** begin Listing **
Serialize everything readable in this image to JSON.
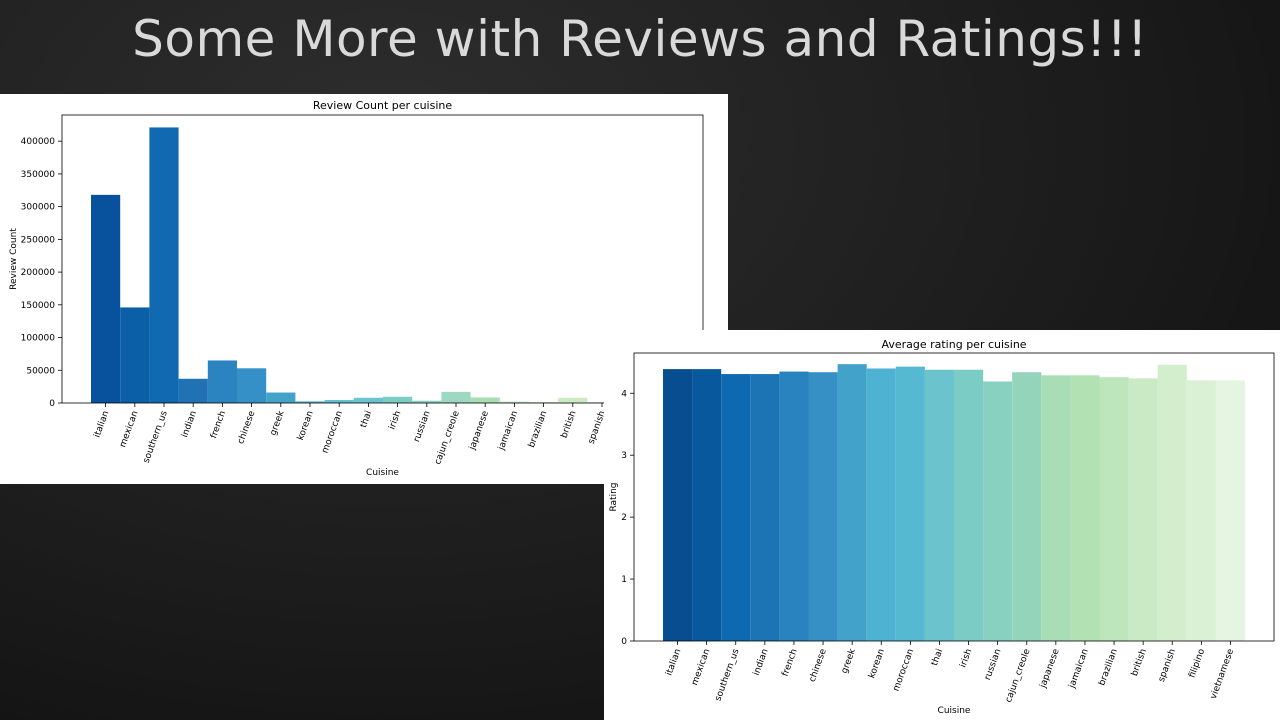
{
  "slide": {
    "title": "Some More with Reviews and Ratings!!!"
  },
  "chart_data": [
    {
      "type": "bar",
      "title": "Review Count per cuisine",
      "xlabel": "Cuisine",
      "ylabel": "Review Count",
      "ylim": [
        0,
        440000
      ],
      "yticks": [
        0,
        50000,
        100000,
        150000,
        200000,
        250000,
        300000,
        350000,
        400000
      ],
      "categories": [
        "italian",
        "mexican",
        "southern_us",
        "indian",
        "french",
        "chinese",
        "greek",
        "korean",
        "moroccan",
        "thai",
        "irish",
        "russian",
        "cajun_creole",
        "japanese",
        "jamaican",
        "brazilian",
        "british",
        "spanish"
      ],
      "values": [
        318000,
        146000,
        421000,
        37000,
        65000,
        53000,
        16000,
        2500,
        4500,
        8000,
        9500,
        3500,
        17000,
        8500,
        2000,
        1500,
        8000,
        1500
      ],
      "colors": [
        "#08519c",
        "#0b5fa6",
        "#1069b1",
        "#2171b5",
        "#2b83bf",
        "#3590c7",
        "#43a2ca",
        "#4eb3d3",
        "#5dbdd2",
        "#6cc3d0",
        "#7bccc4",
        "#8bd2c0",
        "#9dd8c1",
        "#a8ddb5",
        "#b7e3bc",
        "#c6e9c4",
        "#ccebc5",
        "#d8f0d2"
      ],
      "grid": false
    },
    {
      "type": "bar",
      "title": "Average rating per cuisine",
      "xlabel": "Cuisine",
      "ylabel": "Rating",
      "ylim": [
        0,
        4.65
      ],
      "yticks": [
        0,
        1,
        2,
        3,
        4
      ],
      "categories": [
        "italian",
        "mexican",
        "southern_us",
        "indian",
        "french",
        "chinese",
        "greek",
        "korean",
        "moroccan",
        "thai",
        "irish",
        "russian",
        "cajun_creole",
        "japanese",
        "jamaican",
        "brazilian",
        "british",
        "spanish",
        "filipino",
        "vietnamese"
      ],
      "values": [
        4.39,
        4.39,
        4.31,
        4.31,
        4.35,
        4.34,
        4.47,
        4.4,
        4.43,
        4.38,
        4.38,
        4.19,
        4.34,
        4.29,
        4.29,
        4.26,
        4.24,
        4.46,
        4.21,
        4.21
      ],
      "colors": [
        "#084d90",
        "#08589e",
        "#0f69b0",
        "#1c74b4",
        "#2983be",
        "#3690c5",
        "#43a2ca",
        "#4eb3d3",
        "#55b9d1",
        "#6bc3cd",
        "#7bccc4",
        "#88d0c0",
        "#94d4bb",
        "#a8ddb5",
        "#b2e1b4",
        "#bde6bc",
        "#c9eac4",
        "#d3eecd",
        "#dbf1d6",
        "#e6f5e1"
      ],
      "grid": false
    }
  ]
}
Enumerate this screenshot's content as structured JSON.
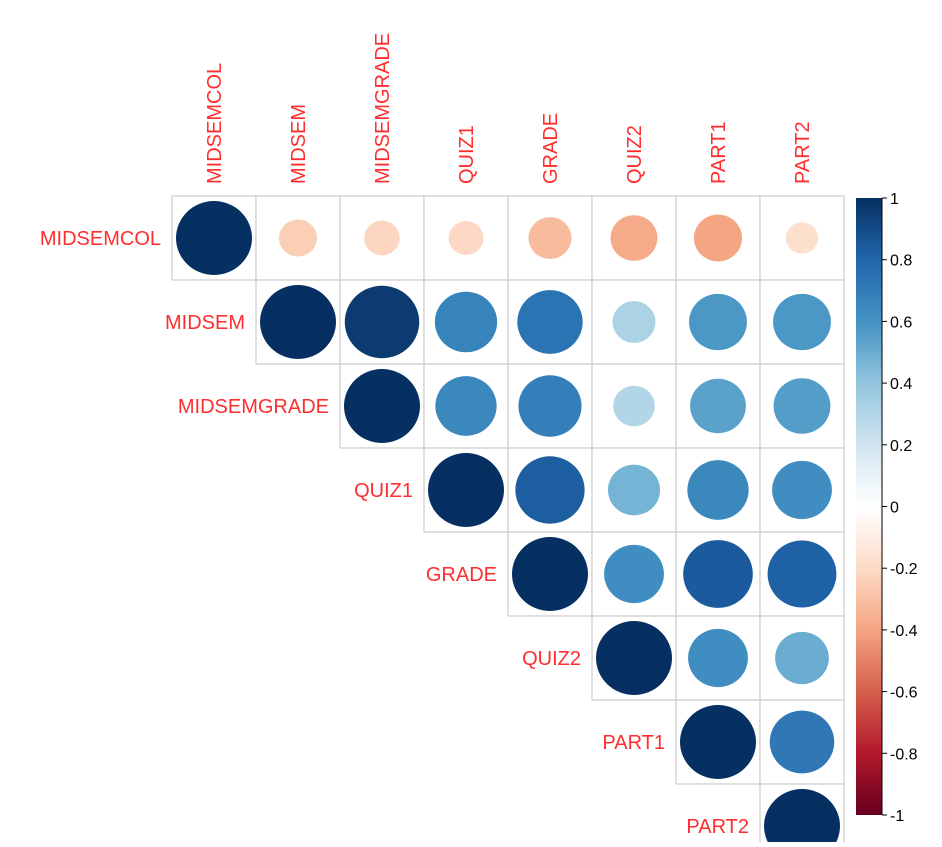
{
  "chart_data": {
    "type": "heatmap",
    "subtype": "correlation-circle-upper",
    "variables": [
      "MIDSEMCOL",
      "MIDSEM",
      "MIDSEMGRADE",
      "QUIZ1",
      "GRADE",
      "QUIZ2",
      "PART1",
      "PART2"
    ],
    "matrix": [
      [
        1.0,
        -0.25,
        -0.22,
        -0.21,
        -0.32,
        -0.38,
        -0.4,
        -0.18
      ],
      [
        -0.25,
        1.0,
        0.96,
        0.67,
        0.74,
        0.32,
        0.58,
        0.58
      ],
      [
        -0.22,
        0.96,
        1.0,
        0.65,
        0.69,
        0.3,
        0.54,
        0.56
      ],
      [
        -0.21,
        0.67,
        0.65,
        1.0,
        0.83,
        0.47,
        0.65,
        0.62
      ],
      [
        -0.32,
        0.74,
        0.69,
        0.83,
        1.0,
        0.62,
        0.84,
        0.82
      ],
      [
        -0.38,
        0.32,
        0.3,
        0.47,
        0.62,
        1.0,
        0.62,
        0.5
      ],
      [
        -0.4,
        0.58,
        0.54,
        0.65,
        0.84,
        0.62,
        1.0,
        0.72
      ],
      [
        -0.18,
        0.58,
        0.56,
        0.62,
        0.82,
        0.5,
        0.72,
        1.0
      ]
    ],
    "colorbar": {
      "range": [
        -1,
        1
      ],
      "ticks": [
        "1",
        "0.8",
        "0.6",
        "0.4",
        "0.2",
        "0",
        "-0.2",
        "-0.4",
        "-0.6",
        "-0.8",
        "-1"
      ],
      "colors": [
        "#67001F",
        "#B2182B",
        "#D6604D",
        "#F4A582",
        "#FDDBC7",
        "#FFFFFF",
        "#D1E5F0",
        "#92C5DE",
        "#4393C3",
        "#2166AC",
        "#053061"
      ]
    },
    "label_color": "#FF2D2D",
    "grid_color": "#CCCCCC",
    "legend_position": "right"
  }
}
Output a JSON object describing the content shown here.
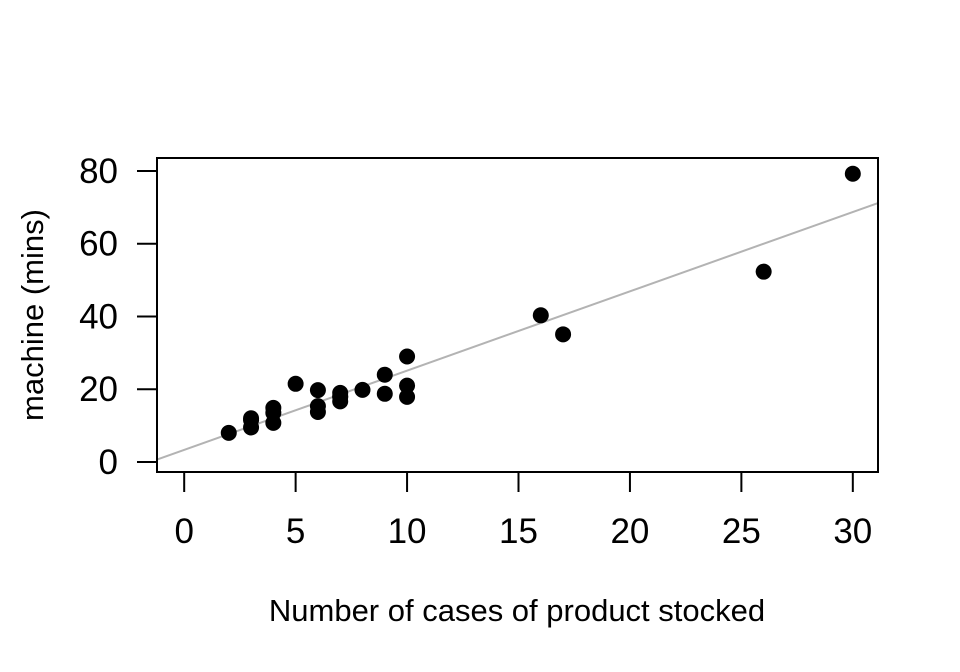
{
  "chart_data": {
    "type": "scatter",
    "title": "",
    "xlabel": "Number of cases of product stocked",
    "ylabel": "machine (mins)",
    "points": [
      {
        "x": 7,
        "y": 16.68
      },
      {
        "x": 3,
        "y": 11.5
      },
      {
        "x": 3,
        "y": 12.03
      },
      {
        "x": 4,
        "y": 14.88
      },
      {
        "x": 6,
        "y": 13.75
      },
      {
        "x": 7,
        "y": 18.11
      },
      {
        "x": 2,
        "y": 8.0
      },
      {
        "x": 7,
        "y": 17.83
      },
      {
        "x": 30,
        "y": 79.24
      },
      {
        "x": 5,
        "y": 21.5
      },
      {
        "x": 16,
        "y": 40.33
      },
      {
        "x": 10,
        "y": 21.0
      },
      {
        "x": 4,
        "y": 13.5
      },
      {
        "x": 6,
        "y": 19.75
      },
      {
        "x": 9,
        "y": 24.0
      },
      {
        "x": 10,
        "y": 29.0
      },
      {
        "x": 6,
        "y": 15.35
      },
      {
        "x": 7,
        "y": 19.0
      },
      {
        "x": 3,
        "y": 9.5
      },
      {
        "x": 17,
        "y": 35.1
      },
      {
        "x": 10,
        "y": 17.9
      },
      {
        "x": 26,
        "y": 52.32
      },
      {
        "x": 9,
        "y": 18.75
      },
      {
        "x": 8,
        "y": 19.83
      },
      {
        "x": 4,
        "y": 10.75
      }
    ],
    "xticks": [
      0,
      5,
      10,
      15,
      20,
      25,
      30
    ],
    "yticks": [
      0,
      20,
      40,
      60,
      80
    ],
    "xlim": [
      -1.22,
      31.13
    ],
    "ylim": [
      -2.75,
      83.57
    ],
    "fit_line": {
      "type": "linear",
      "intercept": 3.32,
      "slope": 2.18,
      "color": "#b3b3b3"
    },
    "point_color": "#000000",
    "point_radius": 8,
    "axis_color": "#000000",
    "background": "#ffffff",
    "grid": false,
    "legend": null
  }
}
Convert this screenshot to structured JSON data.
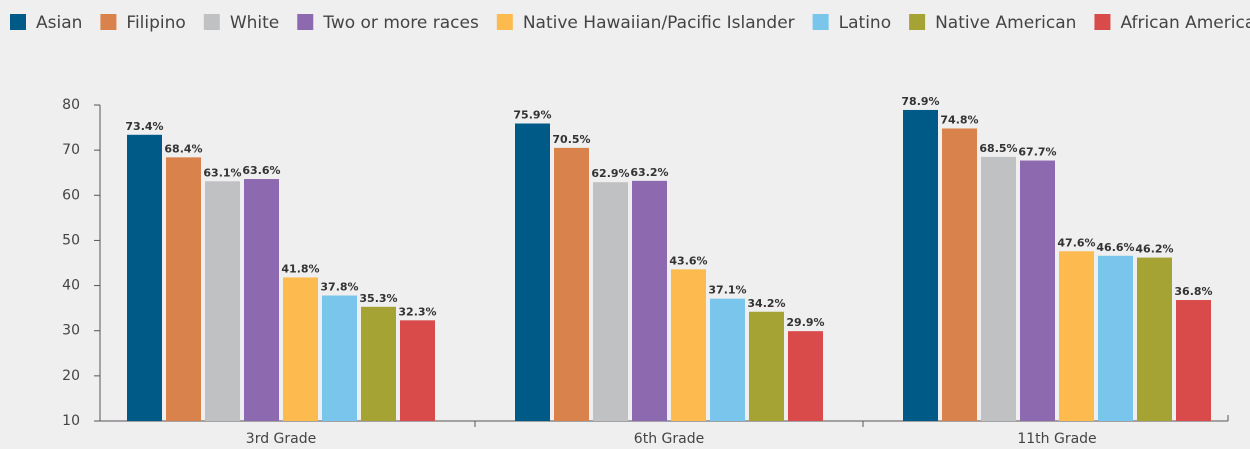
{
  "chart_data": {
    "type": "bar",
    "categories": [
      "3rd Grade",
      "6th Grade",
      "11th Grade"
    ],
    "series": [
      {
        "name": "Asian",
        "color": "#005a87",
        "values": [
          73.4,
          75.9,
          78.9
        ],
        "value_labels": [
          "73.4%",
          "75.9%",
          "78.9%"
        ]
      },
      {
        "name": "Filipino",
        "color": "#d9824c",
        "values": [
          68.4,
          70.5,
          74.8
        ],
        "value_labels": [
          "68.4%",
          "70.5%",
          "74.8%"
        ]
      },
      {
        "name": "White",
        "color": "#c0c1c3",
        "values": [
          63.1,
          62.9,
          68.5
        ],
        "value_labels": [
          "63.1%",
          "62.9%",
          "68.5%"
        ]
      },
      {
        "name": "Two or more races",
        "color": "#8d69b0",
        "values": [
          63.6,
          63.2,
          67.7
        ],
        "value_labels": [
          "63.6%",
          "63.2%",
          "67.7%"
        ]
      },
      {
        "name": "Native Hawaiian/Pacific Islander",
        "color": "#fdbb4f",
        "values": [
          41.8,
          43.6,
          47.6
        ],
        "value_labels": [
          "41.8%",
          "43.6%",
          "47.6%"
        ]
      },
      {
        "name": "Latino",
        "color": "#79c5ec",
        "values": [
          37.8,
          37.1,
          46.6
        ],
        "value_labels": [
          "37.8%",
          "37.1%",
          "46.6%"
        ]
      },
      {
        "name": "Native American",
        "color": "#a6a335",
        "values": [
          35.3,
          34.2,
          46.2
        ],
        "value_labels": [
          "35.3%",
          "34.2%",
          "46.2%"
        ]
      },
      {
        "name": "African American",
        "color": "#d94b4b",
        "values": [
          32.3,
          29.9,
          36.8
        ],
        "value_labels": [
          "32.3%",
          "29.9%",
          "36.8%"
        ]
      }
    ],
    "ylim": [
      10,
      80
    ],
    "yticks": [
      10,
      20,
      30,
      40,
      50,
      60,
      70,
      80
    ],
    "grid": false,
    "legend": "top"
  }
}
** end Listing **
Given exercise.
Say how many lines of the listing above contain "screenshot", with no other words.

Problem solution.
2